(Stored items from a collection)

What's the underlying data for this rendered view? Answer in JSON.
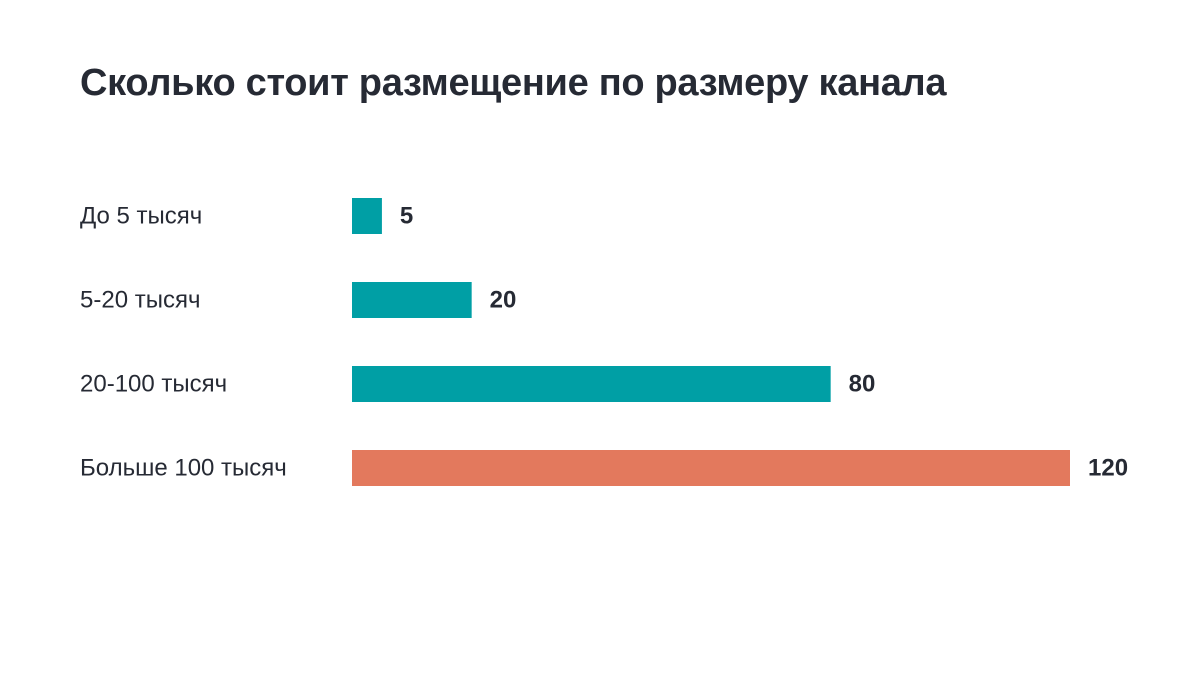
{
  "chart_data": {
    "type": "bar",
    "orientation": "horizontal",
    "title": "Сколько стоит размещение по размеру канала",
    "categories": [
      "До 5 тысяч",
      "5-20 тысяч",
      "20-100 тысяч",
      "Больше 100 тысяч"
    ],
    "values": [
      5,
      20,
      80,
      120
    ],
    "value_labels": [
      "5",
      "20",
      "80",
      "120"
    ],
    "bar_colors": [
      "#009fa5",
      "#009fa5",
      "#009fa5",
      "#e3795d"
    ],
    "xlim": [
      0,
      120
    ],
    "grid": false,
    "legend": "none"
  }
}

**Your goal:** Above are some records. Count the lines among them with the word "тысяч", and answer with the number only.

**The result:** 4